• [Exercise prompt]:
Work out how many lines of the records contain "Caixa". Answer with the number and nothing else.

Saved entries
+++

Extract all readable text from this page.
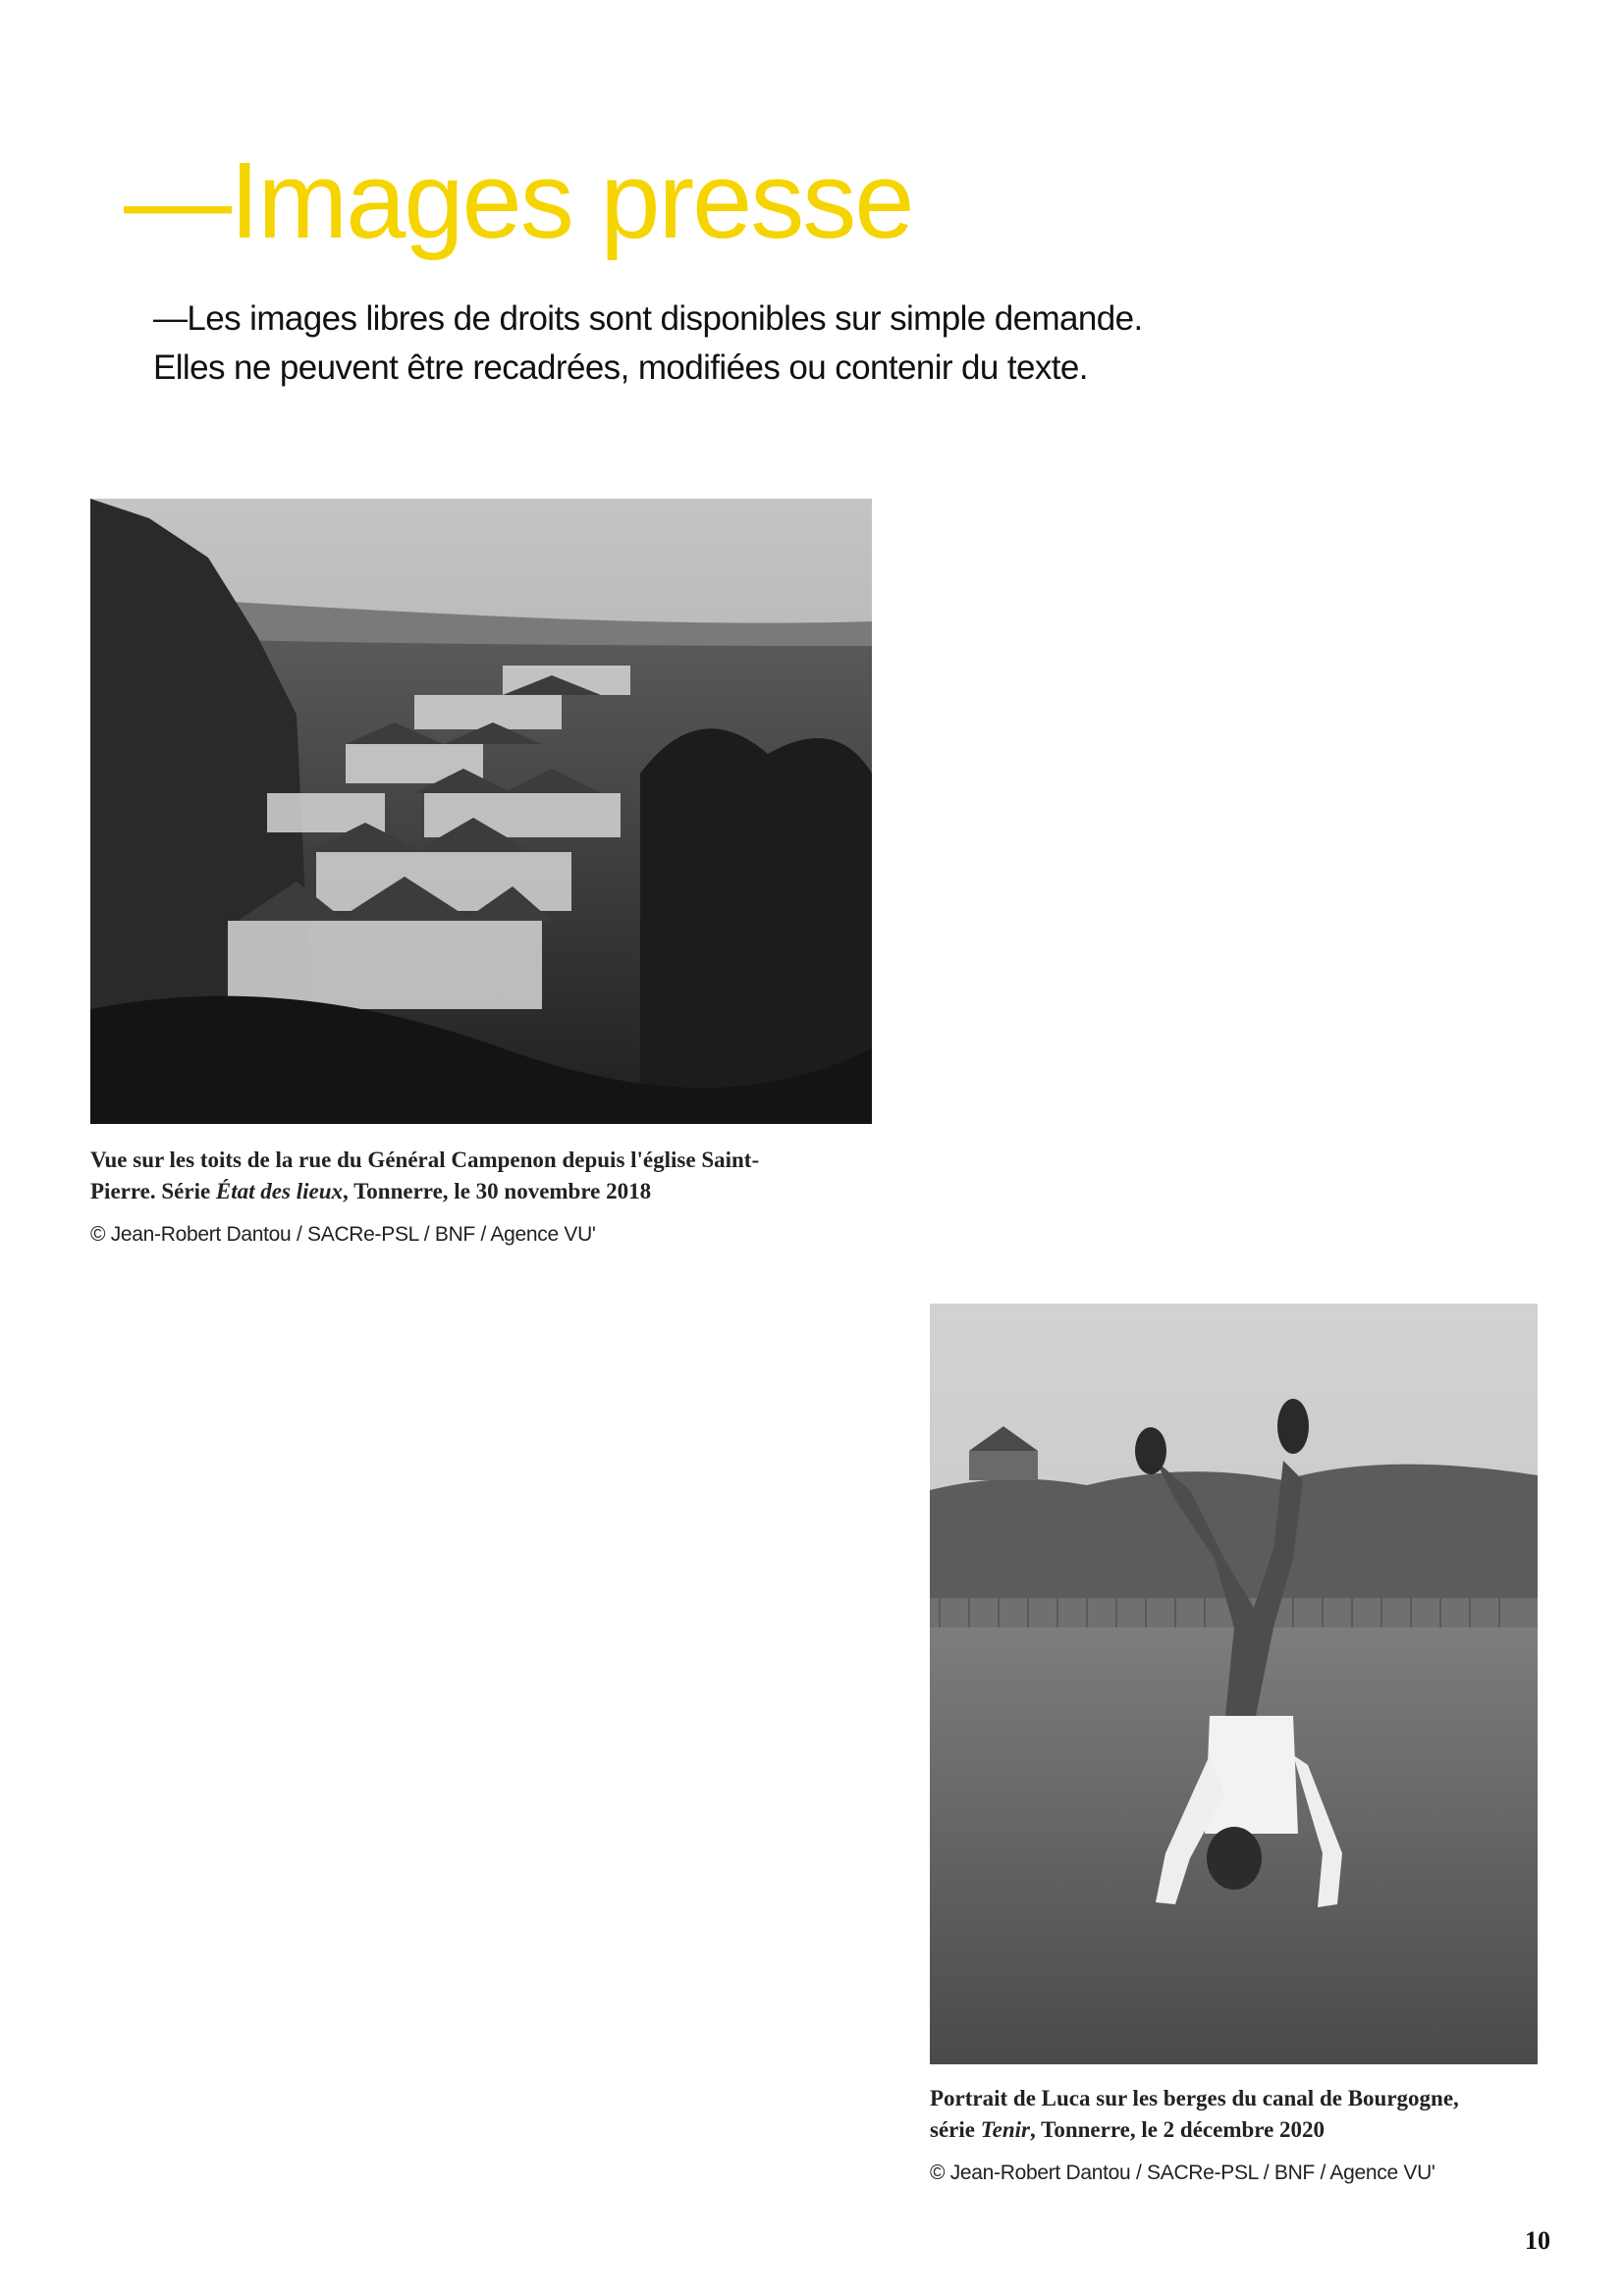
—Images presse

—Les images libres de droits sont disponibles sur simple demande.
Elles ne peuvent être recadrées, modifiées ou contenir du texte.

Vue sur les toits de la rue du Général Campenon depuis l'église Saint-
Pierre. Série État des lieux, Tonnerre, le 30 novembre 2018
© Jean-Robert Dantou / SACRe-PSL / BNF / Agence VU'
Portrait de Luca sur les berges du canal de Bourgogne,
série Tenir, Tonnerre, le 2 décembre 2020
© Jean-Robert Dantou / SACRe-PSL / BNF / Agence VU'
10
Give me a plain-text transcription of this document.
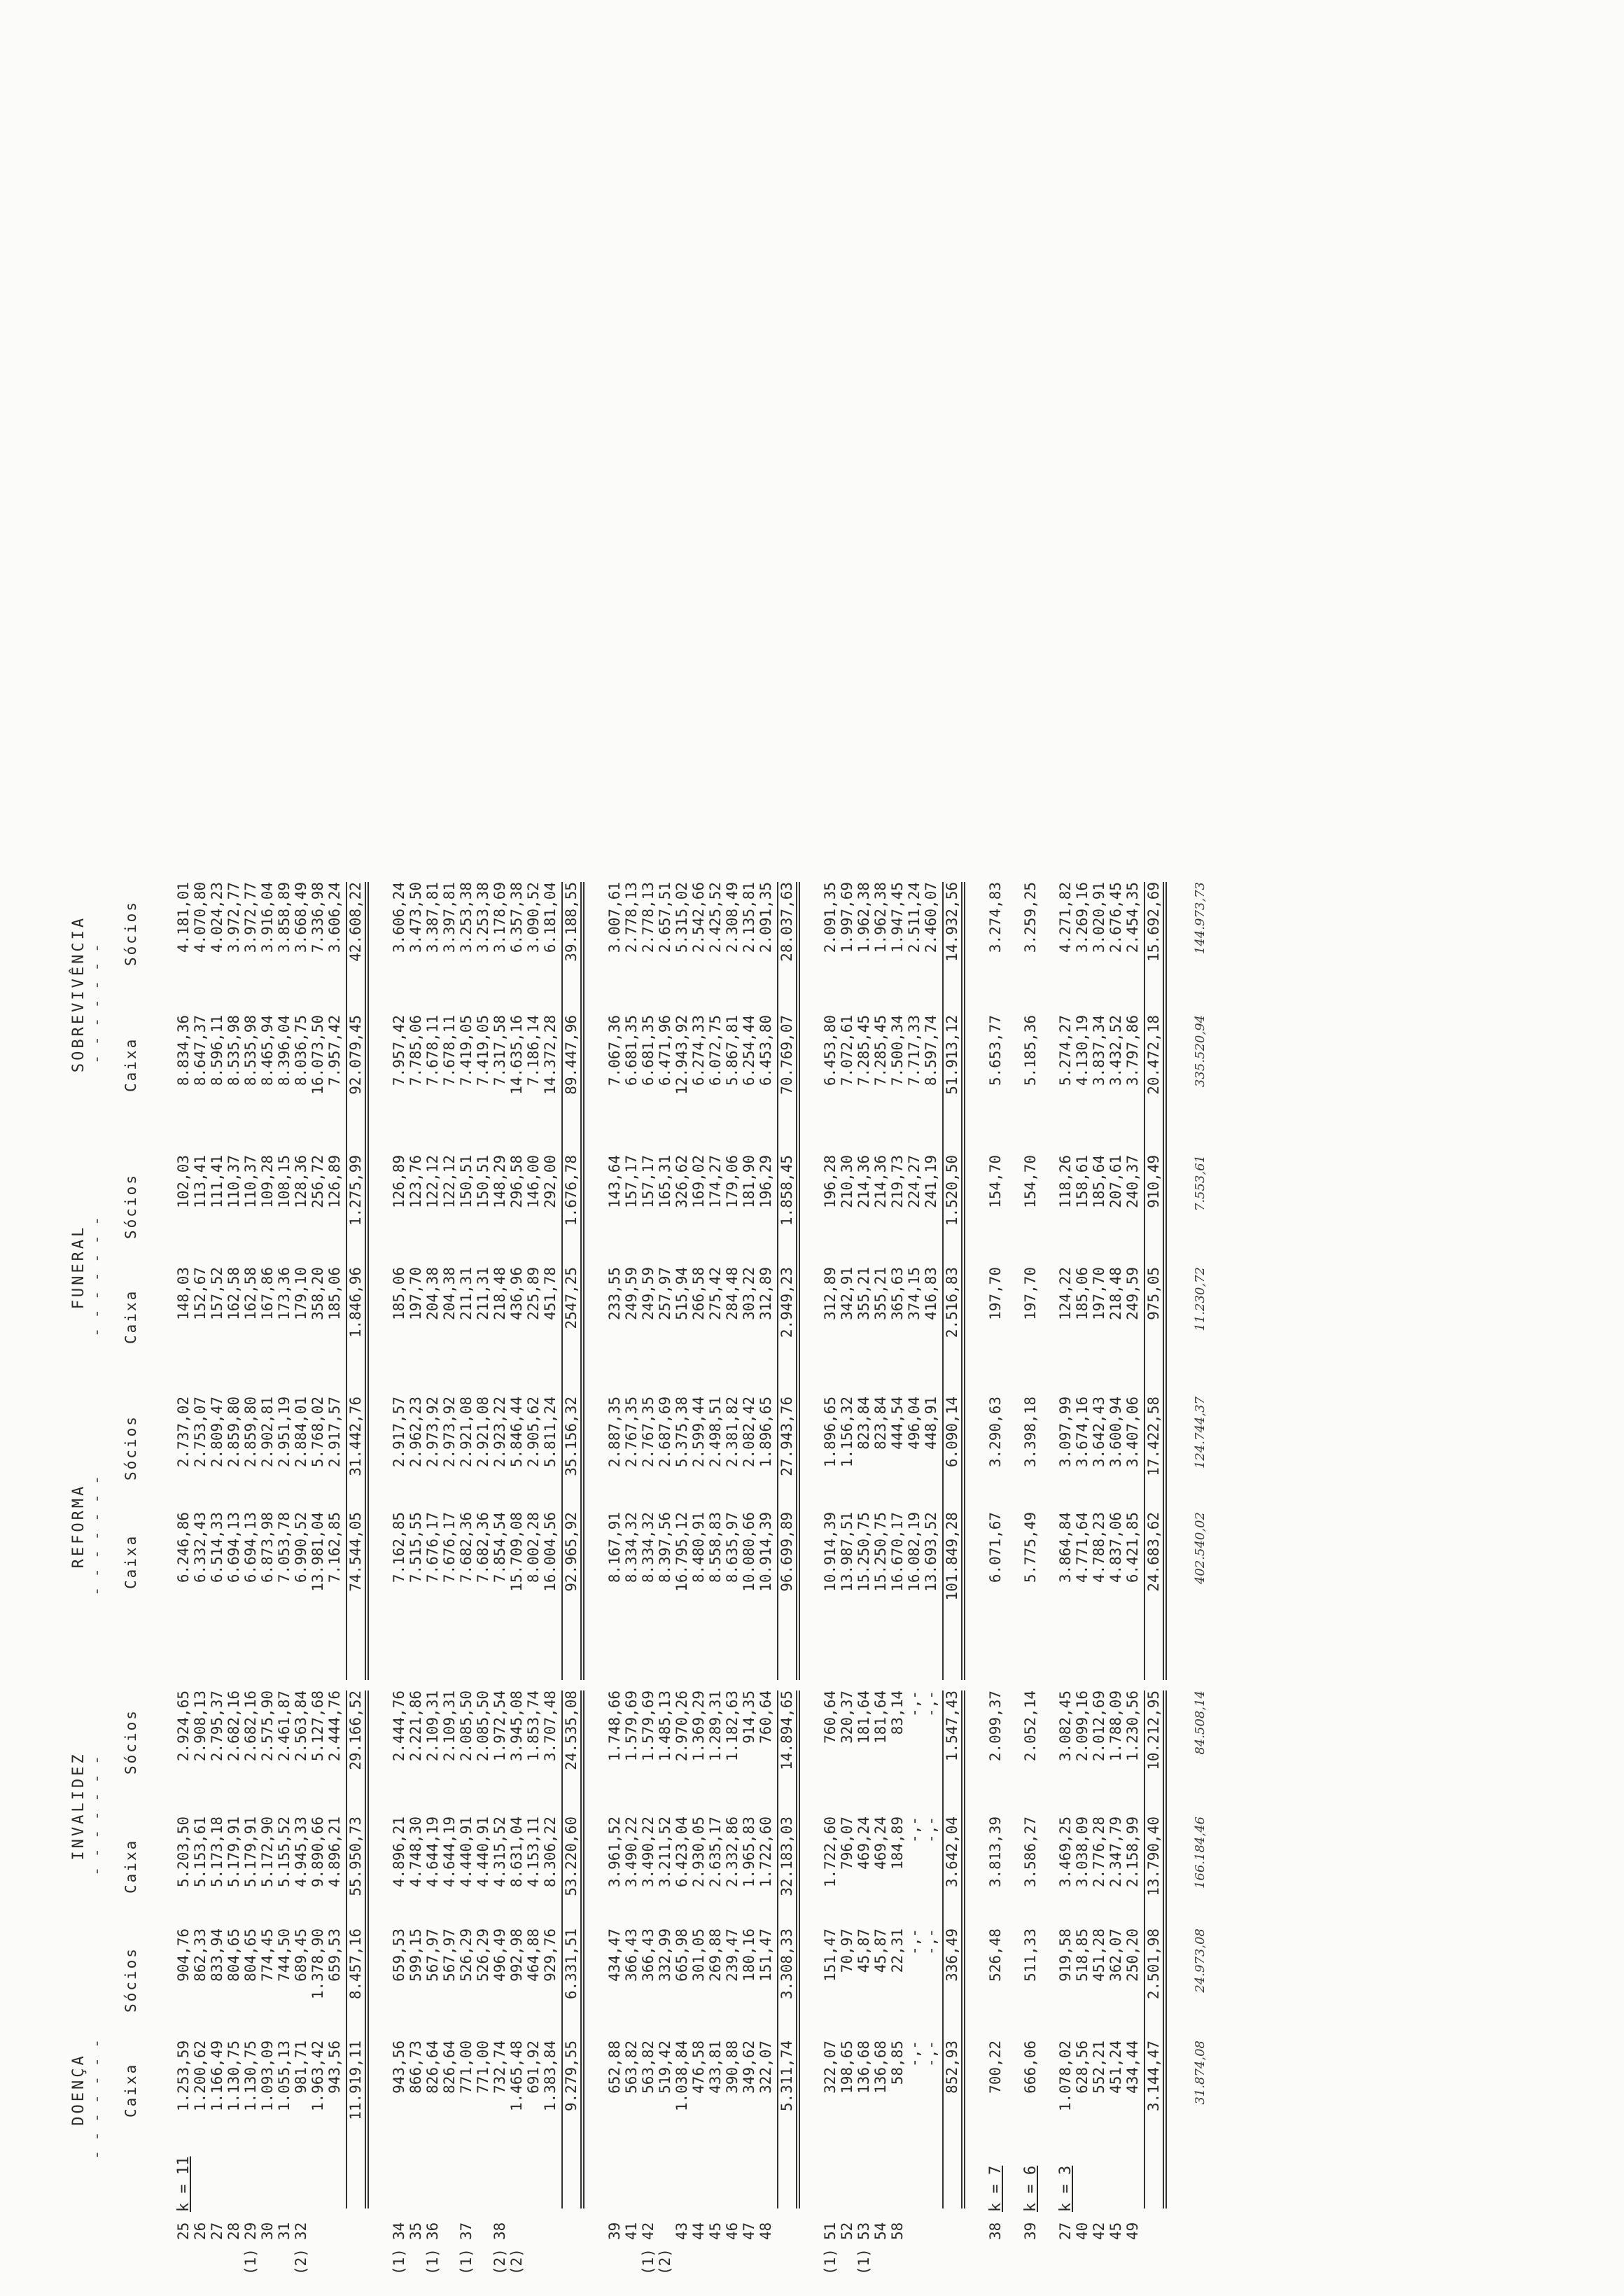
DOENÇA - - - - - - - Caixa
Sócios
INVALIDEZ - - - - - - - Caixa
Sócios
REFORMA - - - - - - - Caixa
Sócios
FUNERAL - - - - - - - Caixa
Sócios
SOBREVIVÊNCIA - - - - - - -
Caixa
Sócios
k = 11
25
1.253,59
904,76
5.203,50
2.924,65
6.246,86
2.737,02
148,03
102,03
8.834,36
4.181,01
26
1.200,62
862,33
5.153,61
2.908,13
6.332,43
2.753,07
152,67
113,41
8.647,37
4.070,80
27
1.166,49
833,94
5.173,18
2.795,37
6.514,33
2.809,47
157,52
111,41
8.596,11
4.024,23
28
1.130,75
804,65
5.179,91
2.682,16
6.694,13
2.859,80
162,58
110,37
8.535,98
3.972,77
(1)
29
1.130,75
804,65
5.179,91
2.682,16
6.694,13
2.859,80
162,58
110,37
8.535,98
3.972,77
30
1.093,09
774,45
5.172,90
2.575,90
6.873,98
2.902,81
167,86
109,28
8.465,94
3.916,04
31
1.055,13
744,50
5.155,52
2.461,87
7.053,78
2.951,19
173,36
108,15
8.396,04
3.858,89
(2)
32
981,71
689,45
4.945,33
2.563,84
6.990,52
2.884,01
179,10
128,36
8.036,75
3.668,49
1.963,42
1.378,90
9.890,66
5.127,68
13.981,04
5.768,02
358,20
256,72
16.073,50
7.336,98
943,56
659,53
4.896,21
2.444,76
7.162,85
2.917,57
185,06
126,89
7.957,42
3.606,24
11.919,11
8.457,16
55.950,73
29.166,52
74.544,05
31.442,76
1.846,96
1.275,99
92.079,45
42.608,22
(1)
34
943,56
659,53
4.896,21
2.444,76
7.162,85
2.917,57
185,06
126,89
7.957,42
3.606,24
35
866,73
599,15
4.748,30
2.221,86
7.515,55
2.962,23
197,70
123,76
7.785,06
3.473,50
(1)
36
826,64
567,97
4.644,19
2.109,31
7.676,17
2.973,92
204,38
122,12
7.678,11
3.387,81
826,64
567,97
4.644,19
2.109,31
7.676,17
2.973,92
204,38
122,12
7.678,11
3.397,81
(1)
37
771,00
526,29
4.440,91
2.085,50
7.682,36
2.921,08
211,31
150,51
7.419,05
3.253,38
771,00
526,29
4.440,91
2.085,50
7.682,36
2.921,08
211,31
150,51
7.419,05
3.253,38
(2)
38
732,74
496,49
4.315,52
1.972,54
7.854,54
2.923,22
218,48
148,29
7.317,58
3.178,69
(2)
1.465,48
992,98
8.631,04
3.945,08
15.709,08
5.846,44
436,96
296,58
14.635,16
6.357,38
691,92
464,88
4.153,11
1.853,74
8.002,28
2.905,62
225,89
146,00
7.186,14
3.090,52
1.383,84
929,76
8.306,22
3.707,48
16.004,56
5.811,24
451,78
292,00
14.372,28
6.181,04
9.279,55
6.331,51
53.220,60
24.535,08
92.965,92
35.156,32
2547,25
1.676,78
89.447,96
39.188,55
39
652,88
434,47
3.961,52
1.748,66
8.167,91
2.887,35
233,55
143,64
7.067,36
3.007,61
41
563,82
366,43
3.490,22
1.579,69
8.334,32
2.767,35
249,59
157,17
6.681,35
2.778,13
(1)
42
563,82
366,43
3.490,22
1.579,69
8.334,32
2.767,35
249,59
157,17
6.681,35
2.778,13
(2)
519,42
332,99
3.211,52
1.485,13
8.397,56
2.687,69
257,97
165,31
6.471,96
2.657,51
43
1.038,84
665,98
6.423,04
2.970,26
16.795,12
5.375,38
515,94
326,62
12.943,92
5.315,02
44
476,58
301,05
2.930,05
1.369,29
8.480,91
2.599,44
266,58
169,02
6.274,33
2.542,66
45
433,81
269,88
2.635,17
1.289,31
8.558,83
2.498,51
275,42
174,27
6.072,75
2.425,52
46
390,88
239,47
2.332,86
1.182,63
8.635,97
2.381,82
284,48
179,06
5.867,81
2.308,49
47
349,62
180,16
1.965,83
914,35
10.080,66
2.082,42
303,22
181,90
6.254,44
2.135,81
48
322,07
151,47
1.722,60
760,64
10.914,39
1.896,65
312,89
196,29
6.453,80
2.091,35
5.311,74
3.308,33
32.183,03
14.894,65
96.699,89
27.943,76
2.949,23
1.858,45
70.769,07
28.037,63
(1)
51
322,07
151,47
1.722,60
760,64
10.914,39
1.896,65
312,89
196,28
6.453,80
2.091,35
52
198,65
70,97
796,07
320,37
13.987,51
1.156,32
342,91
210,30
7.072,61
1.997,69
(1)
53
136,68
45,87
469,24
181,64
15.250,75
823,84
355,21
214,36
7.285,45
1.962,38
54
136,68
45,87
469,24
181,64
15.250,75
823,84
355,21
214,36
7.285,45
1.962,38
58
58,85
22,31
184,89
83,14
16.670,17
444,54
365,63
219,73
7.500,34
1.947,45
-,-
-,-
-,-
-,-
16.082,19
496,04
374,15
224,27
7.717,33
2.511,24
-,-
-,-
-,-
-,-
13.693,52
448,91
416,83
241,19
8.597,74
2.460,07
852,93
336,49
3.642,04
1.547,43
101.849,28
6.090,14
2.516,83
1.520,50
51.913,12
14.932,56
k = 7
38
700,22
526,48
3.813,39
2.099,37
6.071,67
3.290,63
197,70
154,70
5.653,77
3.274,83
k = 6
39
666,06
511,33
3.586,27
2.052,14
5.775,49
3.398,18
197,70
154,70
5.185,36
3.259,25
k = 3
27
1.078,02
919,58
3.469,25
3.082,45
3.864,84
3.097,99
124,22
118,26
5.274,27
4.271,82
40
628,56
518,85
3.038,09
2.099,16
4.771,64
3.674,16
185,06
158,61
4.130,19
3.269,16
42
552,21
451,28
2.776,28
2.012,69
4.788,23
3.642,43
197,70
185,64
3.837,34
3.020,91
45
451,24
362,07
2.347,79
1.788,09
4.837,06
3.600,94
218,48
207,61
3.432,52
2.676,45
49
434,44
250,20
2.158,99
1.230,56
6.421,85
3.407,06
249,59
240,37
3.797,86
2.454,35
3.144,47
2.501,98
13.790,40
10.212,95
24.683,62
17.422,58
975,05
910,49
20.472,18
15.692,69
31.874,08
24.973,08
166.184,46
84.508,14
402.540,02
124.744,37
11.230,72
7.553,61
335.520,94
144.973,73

+++

• [Exercise answer]:
5